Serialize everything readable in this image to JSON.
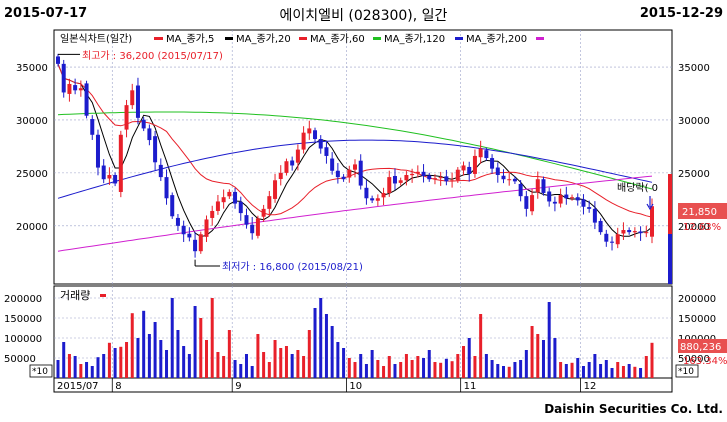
{
  "header": {
    "start_date": "2015-07-17",
    "end_date": "2015-12-29",
    "title": "에이치엘비 (028300), 일간"
  },
  "footer": {
    "credit": "Daishin Securities Co. Ltd."
  },
  "colors": {
    "up": "#e8202a",
    "down": "#1c1ccc",
    "ma5": "#000000",
    "ma20": "#e8202a",
    "ma60": "#20c020",
    "ma120": "#1c1ccc",
    "ma200": "#d020d0",
    "grid": "#9aa0c8",
    "badge_price": "#e85050"
  },
  "chart_data": [
    {
      "type": "candlestick",
      "legend": [
        "일본식차트(일간)",
        "MA_종가,5",
        "MA_종가,20",
        "MA_종가,60",
        "MA_종가,120",
        "MA_종가,200"
      ],
      "y_ticks": [
        20000,
        25000,
        30000,
        35000
      ],
      "y_tick_labels": [
        "20000",
        "25000",
        "30000",
        "35000"
      ],
      "ylim": [
        14500,
        38500
      ],
      "x_labels": [
        {
          "label": "2015/07",
          "index": 0
        },
        {
          "label": "8",
          "index": 10
        },
        {
          "label": "9",
          "index": 31
        },
        {
          "label": "10",
          "index": 51
        },
        {
          "label": "11",
          "index": 71
        },
        {
          "label": "12",
          "index": 92
        }
      ],
      "annotations": {
        "high": {
          "label": "최고가 : 36,200 (2015/07/17)",
          "index": 0,
          "value": 36200
        },
        "low": {
          "label": "최저가 : 16,800 (2015/08/21)",
          "index": 24,
          "value": 16800
        },
        "dividend": "배당락( 0"
      },
      "last_price": "21,850",
      "change_pct": "12.63%",
      "closes": [
        35300,
        32600,
        33400,
        32800,
        33000,
        30400,
        28600,
        25500,
        24400,
        24800,
        24000,
        28600,
        31400,
        32800,
        30200,
        29200,
        28100,
        26000,
        24600,
        22600,
        20900,
        20000,
        19200,
        18900,
        17600,
        19200,
        20600,
        21400,
        22300,
        22700,
        23200,
        22100,
        21200,
        20100,
        19300,
        20700,
        21600,
        22800,
        24300,
        25000,
        26100,
        25700,
        27200,
        28800,
        29200,
        28200,
        27300,
        26600,
        25200,
        24600,
        24400,
        25300,
        25800,
        23800,
        22600,
        22400,
        22600,
        23100,
        24600,
        24000,
        24300,
        24800,
        24900,
        25100,
        24700,
        24400,
        24500,
        24600,
        24200,
        24300,
        25300,
        25700,
        24900,
        26600,
        27300,
        26400,
        25400,
        24800,
        24400,
        24400,
        24200,
        22800,
        21600,
        22900,
        24400,
        23100,
        22300,
        22100,
        22900,
        22600,
        22700,
        22400,
        21800,
        21600,
        20300,
        19400,
        18500,
        18400,
        19200,
        19600,
        19400,
        19500,
        19300,
        19400,
        21850
      ],
      "volumes": [
        45000,
        90000,
        60000,
        55000,
        35000,
        40000,
        30000,
        52000,
        60000,
        88000,
        75000,
        78000,
        90000,
        162000,
        100000,
        168000,
        110000,
        140000,
        95000,
        70000,
        200000,
        120000,
        80000,
        60000,
        180000,
        150000,
        95000,
        200000,
        65000,
        55000,
        120000,
        45000,
        35000,
        60000,
        30000,
        110000,
        65000,
        40000,
        95000,
        75000,
        80000,
        60000,
        70000,
        55000,
        120000,
        175000,
        200000,
        160000,
        130000,
        90000,
        75000,
        50000,
        40000,
        60000,
        35000,
        70000,
        45000,
        30000,
        55000,
        35000,
        40000,
        60000,
        45000,
        55000,
        50000,
        70000,
        40000,
        38000,
        48000,
        42000,
        60000,
        80000,
        100000,
        55000,
        160000,
        60000,
        45000,
        35000,
        30000,
        28000,
        40000,
        45000,
        70000,
        130000,
        110000,
        95000,
        190000,
        100000,
        40000,
        35000,
        38000,
        50000,
        30000,
        40000,
        60000,
        35000,
        45000,
        25000,
        40000,
        30000,
        35000,
        28000,
        25000,
        55000,
        88000
      ],
      "volume_ticks": [
        50000,
        100000,
        150000,
        200000
      ],
      "volume_tick_labels": [
        "50000",
        "100000",
        "150000",
        "200000"
      ],
      "volume_ylim": [
        0,
        230000
      ],
      "volume_legend": "거래량",
      "volume_last": "880,236",
      "volume_change": "163.34%",
      "volume_unit": "*10"
    }
  ]
}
:::::
SHORT PROBLEM
Tally up the lines of the listing containing the word "index". Give only the total.

TASK ANSWER
8